▸ **Extracted records**

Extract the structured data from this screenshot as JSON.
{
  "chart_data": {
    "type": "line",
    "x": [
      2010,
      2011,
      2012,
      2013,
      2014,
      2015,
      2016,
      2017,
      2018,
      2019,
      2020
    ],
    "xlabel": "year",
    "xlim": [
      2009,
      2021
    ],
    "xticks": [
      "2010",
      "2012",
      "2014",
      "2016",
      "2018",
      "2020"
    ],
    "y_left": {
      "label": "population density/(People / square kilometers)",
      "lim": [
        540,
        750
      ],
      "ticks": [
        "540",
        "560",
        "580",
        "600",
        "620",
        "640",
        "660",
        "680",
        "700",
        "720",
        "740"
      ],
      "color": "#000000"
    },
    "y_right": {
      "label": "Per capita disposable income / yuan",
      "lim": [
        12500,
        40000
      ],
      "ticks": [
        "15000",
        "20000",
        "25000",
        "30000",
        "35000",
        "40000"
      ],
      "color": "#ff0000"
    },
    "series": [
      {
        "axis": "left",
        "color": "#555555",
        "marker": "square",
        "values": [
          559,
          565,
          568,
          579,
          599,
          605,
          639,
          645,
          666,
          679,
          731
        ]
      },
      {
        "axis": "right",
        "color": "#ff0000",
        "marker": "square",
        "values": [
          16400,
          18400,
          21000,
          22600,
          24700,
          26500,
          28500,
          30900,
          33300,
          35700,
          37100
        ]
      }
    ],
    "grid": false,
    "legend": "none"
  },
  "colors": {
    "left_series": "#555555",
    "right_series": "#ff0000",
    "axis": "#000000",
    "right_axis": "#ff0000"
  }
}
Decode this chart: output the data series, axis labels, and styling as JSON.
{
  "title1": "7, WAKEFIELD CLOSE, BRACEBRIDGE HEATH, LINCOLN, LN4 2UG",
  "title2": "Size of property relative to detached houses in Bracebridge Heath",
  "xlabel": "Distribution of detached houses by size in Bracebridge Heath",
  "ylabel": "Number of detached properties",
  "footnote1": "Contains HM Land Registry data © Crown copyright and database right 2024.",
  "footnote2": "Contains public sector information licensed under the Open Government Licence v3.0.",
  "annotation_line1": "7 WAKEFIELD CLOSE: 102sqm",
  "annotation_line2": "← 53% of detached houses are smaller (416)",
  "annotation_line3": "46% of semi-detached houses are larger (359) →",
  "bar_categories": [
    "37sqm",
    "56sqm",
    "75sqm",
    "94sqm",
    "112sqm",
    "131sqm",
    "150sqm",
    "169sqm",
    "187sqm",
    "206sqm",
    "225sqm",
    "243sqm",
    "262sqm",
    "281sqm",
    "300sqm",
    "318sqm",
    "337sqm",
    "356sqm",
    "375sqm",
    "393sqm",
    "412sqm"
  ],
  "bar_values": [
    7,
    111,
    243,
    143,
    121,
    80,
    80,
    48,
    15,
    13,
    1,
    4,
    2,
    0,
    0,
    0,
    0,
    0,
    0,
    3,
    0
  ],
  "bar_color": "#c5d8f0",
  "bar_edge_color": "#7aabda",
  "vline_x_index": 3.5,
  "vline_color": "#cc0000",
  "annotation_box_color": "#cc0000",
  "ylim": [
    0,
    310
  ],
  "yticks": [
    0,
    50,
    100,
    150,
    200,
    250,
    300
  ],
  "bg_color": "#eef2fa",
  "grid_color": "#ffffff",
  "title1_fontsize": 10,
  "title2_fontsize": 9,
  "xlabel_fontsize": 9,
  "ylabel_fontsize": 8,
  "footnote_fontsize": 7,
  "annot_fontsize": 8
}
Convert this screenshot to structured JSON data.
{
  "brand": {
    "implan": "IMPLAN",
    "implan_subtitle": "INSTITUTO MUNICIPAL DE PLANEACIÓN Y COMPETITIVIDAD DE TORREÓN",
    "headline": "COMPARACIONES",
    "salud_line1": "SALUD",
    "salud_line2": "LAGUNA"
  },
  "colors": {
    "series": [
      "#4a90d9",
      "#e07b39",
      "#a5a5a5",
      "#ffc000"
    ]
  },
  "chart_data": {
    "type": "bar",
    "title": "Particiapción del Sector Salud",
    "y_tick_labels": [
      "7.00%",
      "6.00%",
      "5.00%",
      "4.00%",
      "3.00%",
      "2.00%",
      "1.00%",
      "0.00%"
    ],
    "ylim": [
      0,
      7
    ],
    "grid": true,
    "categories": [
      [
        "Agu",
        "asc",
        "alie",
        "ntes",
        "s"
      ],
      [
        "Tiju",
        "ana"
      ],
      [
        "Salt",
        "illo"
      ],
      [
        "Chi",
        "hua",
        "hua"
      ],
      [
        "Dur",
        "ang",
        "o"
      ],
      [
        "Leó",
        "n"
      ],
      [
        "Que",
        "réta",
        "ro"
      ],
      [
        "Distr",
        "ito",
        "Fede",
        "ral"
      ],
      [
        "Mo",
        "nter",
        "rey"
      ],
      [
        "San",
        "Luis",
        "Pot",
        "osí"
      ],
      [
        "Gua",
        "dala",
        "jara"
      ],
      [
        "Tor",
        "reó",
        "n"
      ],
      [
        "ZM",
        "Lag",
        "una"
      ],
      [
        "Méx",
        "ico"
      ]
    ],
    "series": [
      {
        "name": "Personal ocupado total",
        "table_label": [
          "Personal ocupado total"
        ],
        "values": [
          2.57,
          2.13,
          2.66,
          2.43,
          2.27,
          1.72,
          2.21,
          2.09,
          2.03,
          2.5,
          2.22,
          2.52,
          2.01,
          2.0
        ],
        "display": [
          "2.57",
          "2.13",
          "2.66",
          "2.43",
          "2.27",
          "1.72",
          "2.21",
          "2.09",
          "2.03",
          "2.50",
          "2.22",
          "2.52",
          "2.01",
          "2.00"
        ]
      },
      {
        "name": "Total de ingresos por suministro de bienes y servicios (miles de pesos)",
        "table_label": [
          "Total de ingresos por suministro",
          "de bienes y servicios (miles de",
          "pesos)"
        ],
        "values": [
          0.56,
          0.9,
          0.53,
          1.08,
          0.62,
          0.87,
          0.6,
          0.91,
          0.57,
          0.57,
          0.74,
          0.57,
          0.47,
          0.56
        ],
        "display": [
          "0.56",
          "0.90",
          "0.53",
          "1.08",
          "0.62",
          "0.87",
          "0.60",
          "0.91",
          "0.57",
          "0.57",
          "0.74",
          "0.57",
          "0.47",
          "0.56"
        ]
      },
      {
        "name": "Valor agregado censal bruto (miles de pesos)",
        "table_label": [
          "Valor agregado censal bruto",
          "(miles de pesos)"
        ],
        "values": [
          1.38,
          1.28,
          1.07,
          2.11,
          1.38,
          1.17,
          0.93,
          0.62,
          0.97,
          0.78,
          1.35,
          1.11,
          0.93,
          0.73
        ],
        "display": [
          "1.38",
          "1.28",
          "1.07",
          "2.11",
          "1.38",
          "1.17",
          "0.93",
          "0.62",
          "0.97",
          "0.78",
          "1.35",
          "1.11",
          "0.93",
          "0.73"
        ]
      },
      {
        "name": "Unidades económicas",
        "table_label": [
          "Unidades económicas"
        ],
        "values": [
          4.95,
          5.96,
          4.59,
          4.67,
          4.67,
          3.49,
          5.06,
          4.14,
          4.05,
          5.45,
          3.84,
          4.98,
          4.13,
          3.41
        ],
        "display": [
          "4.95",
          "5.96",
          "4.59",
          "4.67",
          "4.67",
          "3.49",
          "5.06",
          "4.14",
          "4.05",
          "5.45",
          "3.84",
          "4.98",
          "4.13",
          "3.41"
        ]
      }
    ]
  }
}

▸ **Task**
Each line in the material above must be retyped without alteration.

▸ **Finished task**
Extract the structured data from this screenshot as JSON.
{
  "chart_data": {
    "type": "line",
    "x": [
      2010,
      2011,
      2012,
      2013,
      2014,
      2015,
      2016,
      2017,
      2018,
      2019,
      2020
    ],
    "xlabel": "year",
    "xlim": [
      2009,
      2021
    ],
    "xticks": [
      "2010",
      "2012",
      "2014",
      "2016",
      "2018",
      "2020"
    ],
    "y_left": {
      "label": "population density/(People / square kilometers)",
      "lim": [
        540,
        750
      ],
      "ticks": [
        "540",
        "560",
        "580",
        "600",
        "620",
        "640",
        "660",
        "680",
        "700",
        "720",
        "740"
      ],
      "color": "#000000"
    },
    "y_right": {
      "label": "Per capita disposable income / yuan",
      "lim": [
        12500,
        40000
      ],
      "ticks": [
        "15000",
        "20000",
        "25000",
        "30000",
        "35000",
        "40000"
      ],
      "color": "#ff0000"
    },
    "series": [
      {
        "axis": "left",
        "color": "#555555",
        "marker": "square",
        "values": [
          559,
          565,
          568,
          579,
          599,
          605,
          639,
          645,
          666,
          679,
          731
        ]
      },
      {
        "axis": "right",
        "color": "#ff0000",
        "marker": "square",
        "values": [
          16400,
          18400,
          21000,
          22600,
          24700,
          26500,
          28500,
          30900,
          33300,
          35700,
          37100
        ]
      }
    ],
    "grid": false,
    "legend": "none"
  },
  "colors": {
    "left_series": "#555555",
    "right_series": "#ff0000",
    "axis": "#000000",
    "right_axis": "#ff0000"
  }
}
Decode this chart: output the data series, axis labels, and styling as JSON.
{
  "title1": "7, WAKEFIELD CLOSE, BRACEBRIDGE HEATH, LINCOLN, LN4 2UG",
  "title2": "Size of property relative to detached houses in Bracebridge Heath",
  "xlabel": "Distribution of detached houses by size in Bracebridge Heath",
  "ylabel": "Number of detached properties",
  "footnote1": "Contains HM Land Registry data © Crown copyright and database right 2024.",
  "footnote2": "Contains public sector information licensed under the Open Government Licence v3.0.",
  "annotation_line1": "7 WAKEFIELD CLOSE: 102sqm",
  "annotation_line2": "← 53% of detached houses are smaller (416)",
  "annotation_line3": "46% of semi-detached houses are larger (359) →",
  "bar_categories": [
    "37sqm",
    "56sqm",
    "75sqm",
    "94sqm",
    "112sqm",
    "131sqm",
    "150sqm",
    "169sqm",
    "187sqm",
    "206sqm",
    "225sqm",
    "243sqm",
    "262sqm",
    "281sqm",
    "300sqm",
    "318sqm",
    "337sqm",
    "356sqm",
    "375sqm",
    "393sqm",
    "412sqm"
  ],
  "bar_values": [
    7,
    111,
    243,
    143,
    121,
    80,
    80,
    48,
    15,
    13,
    1,
    4,
    2,
    0,
    0,
    0,
    0,
    0,
    0,
    3,
    0
  ],
  "bar_color": "#c5d8f0",
  "bar_edge_color": "#7aabda",
  "vline_x_index": 3.5,
  "vline_color": "#cc0000",
  "annotation_box_color": "#cc0000",
  "ylim": [
    0,
    310
  ],
  "yticks": [
    0,
    50,
    100,
    150,
    200,
    250,
    300
  ],
  "bg_color": "#eef2fa",
  "grid_color": "#ffffff",
  "title1_fontsize": 10,
  "title2_fontsize": 9,
  "xlabel_fontsize": 9,
  "ylabel_fontsize": 8,
  "footnote_fontsize": 7,
  "annot_fontsize": 8
}
Convert this screenshot to structured JSON data.
{
  "brand": {
    "implan": "IMPLAN",
    "implan_subtitle": "INSTITUTO MUNICIPAL DE PLANEACIÓN Y COMPETITIVIDAD DE TORREÓN",
    "headline": "COMPARACIONES",
    "salud_line1": "SALUD",
    "salud_line2": "LAGUNA"
  },
  "colors": {
    "series": [
      "#4a90d9",
      "#e07b39",
      "#a5a5a5",
      "#ffc000"
    ]
  },
  "chart_data": {
    "type": "bar",
    "title": "Particiapción del Sector Salud",
    "y_tick_labels": [
      "7.00%",
      "6.00%",
      "5.00%",
      "4.00%",
      "3.00%",
      "2.00%",
      "1.00%",
      "0.00%"
    ],
    "ylim": [
      0,
      7
    ],
    "grid": true,
    "categories": [
      [
        "Agu",
        "asc",
        "alie",
        "ntes",
        "s"
      ],
      [
        "Tiju",
        "ana"
      ],
      [
        "Salt",
        "illo"
      ],
      [
        "Chi",
        "hua",
        "hua"
      ],
      [
        "Dur",
        "ang",
        "o"
      ],
      [
        "Leó",
        "n"
      ],
      [
        "Que",
        "réta",
        "ro"
      ],
      [
        "Distr",
        "ito",
        "Fede",
        "ral"
      ],
      [
        "Mo",
        "nter",
        "rey"
      ],
      [
        "San",
        "Luis",
        "Pot",
        "osí"
      ],
      [
        "Gua",
        "dala",
        "jara"
      ],
      [
        "Tor",
        "reó",
        "n"
      ],
      [
        "ZM",
        "Lag",
        "una"
      ],
      [
        "Méx",
        "ico"
      ]
    ],
    "series": [
      {
        "name": "Personal ocupado total",
        "table_label": [
          "Personal ocupado total"
        ],
        "values": [
          2.57,
          2.13,
          2.66,
          2.43,
          2.27,
          1.72,
          2.21,
          2.09,
          2.03,
          2.5,
          2.22,
          2.52,
          2.01,
          2.0
        ],
        "display": [
          "2.57",
          "2.13",
          "2.66",
          "2.43",
          "2.27",
          "1.72",
          "2.21",
          "2.09",
          "2.03",
          "2.50",
          "2.22",
          "2.52",
          "2.01",
          "2.00"
        ]
      },
      {
        "name": "Total de ingresos por suministro de bienes y servicios (miles de pesos)",
        "table_label": [
          "Total de ingresos por suministro",
          "de bienes y servicios (miles de",
          "pesos)"
        ],
        "values": [
          0.56,
          0.9,
          0.53,
          1.08,
          0.62,
          0.87,
          0.6,
          0.91,
          0.57,
          0.57,
          0.74,
          0.57,
          0.47,
          0.56
        ],
        "display": [
          "0.56",
          "0.90",
          "0.53",
          "1.08",
          "0.62",
          "0.87",
          "0.60",
          "0.91",
          "0.57",
          "0.57",
          "0.74",
          "0.57",
          "0.47",
          "0.56"
        ]
      },
      {
        "name": "Valor agregado censal bruto (miles de pesos)",
        "table_label": [
          "Valor agregado censal bruto",
          "(miles de pesos)"
        ],
        "values": [
          1.38,
          1.28,
          1.07,
          2.11,
          1.38,
          1.17,
          0.93,
          0.62,
          0.97,
          0.78,
          1.35,
          1.11,
          0.93,
          0.73
        ],
        "display": [
          "1.38",
          "1.28",
          "1.07",
          "2.11",
          "1.38",
          "1.17",
          "0.93",
          "0.62",
          "0.97",
          "0.78",
          "1.35",
          "1.11",
          "0.93",
          "0.73"
        ]
      },
      {
        "name": "Unidades económicas",
        "table_label": [
          "Unidades económicas"
        ],
        "values": [
          4.95,
          5.96,
          4.59,
          4.67,
          4.67,
          3.49,
          5.06,
          4.14,
          4.05,
          5.45,
          3.84,
          4.98,
          4.13,
          3.41
        ],
        "display": [
          "4.95",
          "5.96",
          "4.59",
          "4.67",
          "4.67",
          "3.49",
          "5.06",
          "4.14",
          "4.05",
          "5.45",
          "3.84",
          "4.98",
          "4.13",
          "3.41"
        ]
      }
    ]
  }
}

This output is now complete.